─── Provided material

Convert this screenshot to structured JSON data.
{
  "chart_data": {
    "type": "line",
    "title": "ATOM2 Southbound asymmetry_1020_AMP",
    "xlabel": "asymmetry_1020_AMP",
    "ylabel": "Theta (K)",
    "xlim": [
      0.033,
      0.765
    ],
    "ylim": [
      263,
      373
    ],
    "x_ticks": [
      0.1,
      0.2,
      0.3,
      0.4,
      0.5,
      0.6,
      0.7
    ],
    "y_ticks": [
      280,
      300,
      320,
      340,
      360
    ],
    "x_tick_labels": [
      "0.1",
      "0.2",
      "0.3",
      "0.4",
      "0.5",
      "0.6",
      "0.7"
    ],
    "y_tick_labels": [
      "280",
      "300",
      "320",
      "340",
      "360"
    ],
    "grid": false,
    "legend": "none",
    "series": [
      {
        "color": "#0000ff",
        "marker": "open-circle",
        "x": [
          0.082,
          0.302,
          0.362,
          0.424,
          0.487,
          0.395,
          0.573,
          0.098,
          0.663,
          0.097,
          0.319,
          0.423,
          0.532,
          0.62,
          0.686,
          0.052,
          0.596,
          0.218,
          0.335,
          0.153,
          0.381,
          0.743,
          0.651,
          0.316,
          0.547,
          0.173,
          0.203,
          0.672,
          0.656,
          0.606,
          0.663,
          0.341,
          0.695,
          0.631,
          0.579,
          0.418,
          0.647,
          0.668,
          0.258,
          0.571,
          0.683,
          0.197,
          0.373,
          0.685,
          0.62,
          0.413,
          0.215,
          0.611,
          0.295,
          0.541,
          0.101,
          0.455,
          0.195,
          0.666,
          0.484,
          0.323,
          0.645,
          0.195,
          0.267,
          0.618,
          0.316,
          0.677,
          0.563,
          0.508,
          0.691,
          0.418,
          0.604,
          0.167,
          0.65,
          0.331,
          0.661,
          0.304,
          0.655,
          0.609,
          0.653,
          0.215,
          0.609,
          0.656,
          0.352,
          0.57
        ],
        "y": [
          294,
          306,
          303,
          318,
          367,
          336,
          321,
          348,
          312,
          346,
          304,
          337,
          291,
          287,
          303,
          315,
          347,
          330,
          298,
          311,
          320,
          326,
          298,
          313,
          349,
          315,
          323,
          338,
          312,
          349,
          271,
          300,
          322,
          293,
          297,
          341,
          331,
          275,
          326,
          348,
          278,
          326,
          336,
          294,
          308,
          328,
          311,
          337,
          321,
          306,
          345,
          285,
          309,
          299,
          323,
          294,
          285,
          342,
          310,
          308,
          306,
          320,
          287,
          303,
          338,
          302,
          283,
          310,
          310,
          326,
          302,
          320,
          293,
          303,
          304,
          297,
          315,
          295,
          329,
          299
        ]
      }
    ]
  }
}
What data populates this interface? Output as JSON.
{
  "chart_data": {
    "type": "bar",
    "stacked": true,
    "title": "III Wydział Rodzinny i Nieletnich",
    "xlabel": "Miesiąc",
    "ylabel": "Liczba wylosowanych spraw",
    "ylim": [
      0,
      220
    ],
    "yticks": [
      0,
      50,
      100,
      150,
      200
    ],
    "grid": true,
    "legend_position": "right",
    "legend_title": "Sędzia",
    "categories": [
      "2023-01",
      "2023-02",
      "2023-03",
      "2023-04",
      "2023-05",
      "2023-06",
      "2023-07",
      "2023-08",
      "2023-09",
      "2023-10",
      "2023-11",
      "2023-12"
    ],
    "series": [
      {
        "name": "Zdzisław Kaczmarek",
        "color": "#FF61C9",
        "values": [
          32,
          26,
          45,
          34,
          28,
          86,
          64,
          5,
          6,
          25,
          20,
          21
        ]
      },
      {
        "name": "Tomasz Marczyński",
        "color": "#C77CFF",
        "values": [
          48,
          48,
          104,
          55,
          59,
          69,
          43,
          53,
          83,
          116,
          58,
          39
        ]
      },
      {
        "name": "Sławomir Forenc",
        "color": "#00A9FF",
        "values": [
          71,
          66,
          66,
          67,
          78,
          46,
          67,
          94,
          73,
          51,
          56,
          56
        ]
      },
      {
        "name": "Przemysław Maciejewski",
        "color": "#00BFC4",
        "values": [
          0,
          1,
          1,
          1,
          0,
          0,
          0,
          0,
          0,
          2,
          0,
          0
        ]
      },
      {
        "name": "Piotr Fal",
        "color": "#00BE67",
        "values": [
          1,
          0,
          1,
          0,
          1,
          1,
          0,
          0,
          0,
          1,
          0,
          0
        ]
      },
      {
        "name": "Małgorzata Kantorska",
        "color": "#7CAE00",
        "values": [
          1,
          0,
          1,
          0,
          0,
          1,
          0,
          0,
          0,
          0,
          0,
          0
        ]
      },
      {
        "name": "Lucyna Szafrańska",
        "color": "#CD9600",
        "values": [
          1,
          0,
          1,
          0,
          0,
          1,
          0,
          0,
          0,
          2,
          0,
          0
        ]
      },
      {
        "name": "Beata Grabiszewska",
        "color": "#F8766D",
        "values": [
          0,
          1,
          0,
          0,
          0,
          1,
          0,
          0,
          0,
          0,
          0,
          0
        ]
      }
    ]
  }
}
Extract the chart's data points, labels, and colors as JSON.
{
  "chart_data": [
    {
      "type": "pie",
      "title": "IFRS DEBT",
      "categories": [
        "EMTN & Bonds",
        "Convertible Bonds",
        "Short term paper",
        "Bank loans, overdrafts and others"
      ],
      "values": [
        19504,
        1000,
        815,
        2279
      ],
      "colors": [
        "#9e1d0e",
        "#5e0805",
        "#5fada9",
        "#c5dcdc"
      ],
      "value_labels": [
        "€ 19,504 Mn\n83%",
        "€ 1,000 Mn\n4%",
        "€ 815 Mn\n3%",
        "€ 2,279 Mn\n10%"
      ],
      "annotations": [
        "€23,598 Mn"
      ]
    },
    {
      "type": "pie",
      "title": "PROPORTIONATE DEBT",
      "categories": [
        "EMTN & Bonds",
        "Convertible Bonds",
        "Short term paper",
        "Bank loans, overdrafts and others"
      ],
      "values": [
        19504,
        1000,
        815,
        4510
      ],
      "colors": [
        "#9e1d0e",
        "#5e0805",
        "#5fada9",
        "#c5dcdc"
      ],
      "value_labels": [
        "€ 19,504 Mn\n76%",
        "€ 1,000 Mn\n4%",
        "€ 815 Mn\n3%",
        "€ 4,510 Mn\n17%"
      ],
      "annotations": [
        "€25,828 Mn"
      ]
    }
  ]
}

──────

# What the exercise asks
Provide only the number of lines in the entries that hold the word "DEBT".

# Result of this task
2